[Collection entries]
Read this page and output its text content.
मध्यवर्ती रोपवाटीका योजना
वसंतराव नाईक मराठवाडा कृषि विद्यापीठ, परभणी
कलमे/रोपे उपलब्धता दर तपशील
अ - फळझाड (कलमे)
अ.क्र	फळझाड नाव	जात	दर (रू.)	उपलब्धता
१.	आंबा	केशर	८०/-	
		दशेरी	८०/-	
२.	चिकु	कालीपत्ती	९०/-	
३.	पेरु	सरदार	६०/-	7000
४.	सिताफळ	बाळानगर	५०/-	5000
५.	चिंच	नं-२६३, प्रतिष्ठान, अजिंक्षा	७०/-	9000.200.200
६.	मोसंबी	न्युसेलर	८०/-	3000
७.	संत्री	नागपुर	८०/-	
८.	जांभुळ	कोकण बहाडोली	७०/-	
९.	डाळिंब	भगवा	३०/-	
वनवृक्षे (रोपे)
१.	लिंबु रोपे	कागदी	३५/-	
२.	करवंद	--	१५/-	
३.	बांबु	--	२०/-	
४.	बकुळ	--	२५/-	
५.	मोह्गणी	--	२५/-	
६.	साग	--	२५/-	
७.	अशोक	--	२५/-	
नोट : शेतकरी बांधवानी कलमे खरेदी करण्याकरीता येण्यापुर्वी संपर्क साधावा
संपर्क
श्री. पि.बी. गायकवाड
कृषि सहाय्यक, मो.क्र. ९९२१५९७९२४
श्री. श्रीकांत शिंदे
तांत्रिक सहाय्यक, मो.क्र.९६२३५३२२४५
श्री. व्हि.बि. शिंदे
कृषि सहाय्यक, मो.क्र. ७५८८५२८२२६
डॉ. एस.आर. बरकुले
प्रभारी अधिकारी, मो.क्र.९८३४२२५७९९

#### Work required
Where a line holds "उपलब", copy that line.

#### Task answer
कलमे/रोपे उपलब्धता दर तपशील
अ.क्र	फळझाड नाव	जात	दर (रू.)	उपलब्धता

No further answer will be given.